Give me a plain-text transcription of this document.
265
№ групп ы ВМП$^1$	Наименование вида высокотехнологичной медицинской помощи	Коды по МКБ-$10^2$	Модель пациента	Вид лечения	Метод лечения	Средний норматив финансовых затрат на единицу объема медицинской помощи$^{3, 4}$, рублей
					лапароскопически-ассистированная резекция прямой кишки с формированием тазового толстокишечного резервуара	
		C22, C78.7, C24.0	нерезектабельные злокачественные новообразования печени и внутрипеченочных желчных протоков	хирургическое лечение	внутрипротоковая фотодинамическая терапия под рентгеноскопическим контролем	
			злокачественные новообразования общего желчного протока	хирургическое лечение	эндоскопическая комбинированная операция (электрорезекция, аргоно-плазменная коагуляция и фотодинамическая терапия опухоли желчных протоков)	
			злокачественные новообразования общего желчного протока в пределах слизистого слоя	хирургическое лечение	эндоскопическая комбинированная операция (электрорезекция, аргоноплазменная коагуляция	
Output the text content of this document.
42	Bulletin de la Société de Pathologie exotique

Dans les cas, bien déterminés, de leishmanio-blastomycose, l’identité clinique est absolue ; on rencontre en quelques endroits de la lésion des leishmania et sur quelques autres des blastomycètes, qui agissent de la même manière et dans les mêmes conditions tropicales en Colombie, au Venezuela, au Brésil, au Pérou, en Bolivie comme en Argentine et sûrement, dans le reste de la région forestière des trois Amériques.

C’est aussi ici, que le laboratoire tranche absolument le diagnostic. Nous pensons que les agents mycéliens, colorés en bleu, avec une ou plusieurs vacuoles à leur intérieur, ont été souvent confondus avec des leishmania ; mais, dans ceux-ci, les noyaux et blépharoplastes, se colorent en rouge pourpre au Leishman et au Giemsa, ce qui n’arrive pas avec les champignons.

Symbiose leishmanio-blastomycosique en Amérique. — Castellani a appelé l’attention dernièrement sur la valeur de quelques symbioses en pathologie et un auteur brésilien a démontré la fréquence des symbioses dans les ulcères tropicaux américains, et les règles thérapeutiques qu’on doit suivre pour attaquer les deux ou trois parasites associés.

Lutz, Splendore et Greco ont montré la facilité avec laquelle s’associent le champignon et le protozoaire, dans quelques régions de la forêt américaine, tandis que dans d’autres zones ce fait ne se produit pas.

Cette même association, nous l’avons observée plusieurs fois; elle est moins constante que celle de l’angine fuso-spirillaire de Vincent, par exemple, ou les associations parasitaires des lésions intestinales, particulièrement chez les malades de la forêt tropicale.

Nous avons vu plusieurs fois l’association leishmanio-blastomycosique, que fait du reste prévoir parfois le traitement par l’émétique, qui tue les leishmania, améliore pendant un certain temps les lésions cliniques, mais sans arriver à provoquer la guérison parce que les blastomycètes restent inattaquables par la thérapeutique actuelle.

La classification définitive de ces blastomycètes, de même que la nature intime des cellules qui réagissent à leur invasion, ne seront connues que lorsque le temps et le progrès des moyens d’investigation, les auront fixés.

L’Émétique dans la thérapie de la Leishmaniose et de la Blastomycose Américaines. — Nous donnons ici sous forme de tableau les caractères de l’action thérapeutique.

★ ★ ★ ★ ★

■ THE REQUEST ■
Repeat the records exactly, including every line.

■ EXERCISE OUTPUT ■
Give me a plain-text transcription of this document.
265
№ групп ы ВМП$^1$	Наименование вида высокотехнологичной медицинской помощи	Коды по МКБ-$10^2$	Модель пациента	Вид лечения	Метод лечения	Средний норматив финансовых затрат на единицу объема медицинской помощи$^{3, 4}$, рублей
					лапароскопически-ассистированная резекция прямой кишки с формированием тазового толстокишечного резервуара	
		C22, C78.7, C24.0	нерезектабельные злокачественные новообразования печени и внутрипеченочных желчных протоков	хирургическое лечение	внутрипротоковая фотодинамическая терапия под рентгеноскопическим контролем	
			злокачественные новообразования общего желчного протока	хирургическое лечение	эндоскопическая комбинированная операция (электрорезекция, аргоно-плазменная коагуляция и фотодинамическая терапия опухоли желчных протоков)	
			злокачественные новообразования общего желчного протока в пределах слизистого слоя	хирургическое лечение	эндоскопическая комбинированная операция (электрорезекция, аргоноплазменная коагуляция	
Output the text content of this document.
42	Bulletin de la Société de Pathologie exotique

Dans les cas, bien déterminés, de leishmanio-blastomycose, l’identité clinique est absolue ; on rencontre en quelques endroits de la lésion des leishmania et sur quelques autres des blastomycètes, qui agissent de la même manière et dans les mêmes conditions tropicales en Colombie, au Venezuela, au Brésil, au Pérou, en Bolivie comme en Argentine et sûrement, dans le reste de la région forestière des trois Amériques.

C’est aussi ici, que le laboratoire tranche absolument le diagnostic. Nous pensons que les agents mycéliens, colorés en bleu, avec une ou plusieurs vacuoles à leur intérieur, ont été souvent confondus avec des leishmania ; mais, dans ceux-ci, les noyaux et blépharoplastes, se colorent en rouge pourpre au Leishman et au Giemsa, ce qui n’arrive pas avec les champignons.

Symbiose leishmanio-blastomycosique en Amérique. — Castellani a appelé l’attention dernièrement sur la valeur de quelques symbioses en pathologie et un auteur brésilien a démontré la fréquence des symbioses dans les ulcères tropicaux américains, et les règles thérapeutiques qu’on doit suivre pour attaquer les deux ou trois parasites associés.

Lutz, Splendore et Greco ont montré la facilité avec laquelle s’associent le champignon et le protozoaire, dans quelques régions de la forêt américaine, tandis que dans d’autres zones ce fait ne se produit pas.

Cette même association, nous l’avons observée plusieurs fois; elle est moins constante que celle de l’angine fuso-spirillaire de Vincent, par exemple, ou les associations parasitaires des lésions intestinales, particulièrement chez les malades de la forêt tropicale.

Nous avons vu plusieurs fois l’association leishmanio-blastomycosique, que fait du reste prévoir parfois le traitement par l’émétique, qui tue les leishmania, améliore pendant un certain temps les lésions cliniques, mais sans arriver à provoquer la guérison parce que les blastomycètes restent inattaquables par la thérapeutique actuelle.

La classification définitive de ces blastomycètes, de même que la nature intime des cellules qui réagissent à leur invasion, ne seront connues que lorsque le temps et le progrès des moyens d’investigation, les auront fixés.

L’Émétique dans la thérapie de la Leishmaniose et de la Blastomycose Américaines. — Nous donnons ici sous forme de tableau les caractères de l’action thérapeutique.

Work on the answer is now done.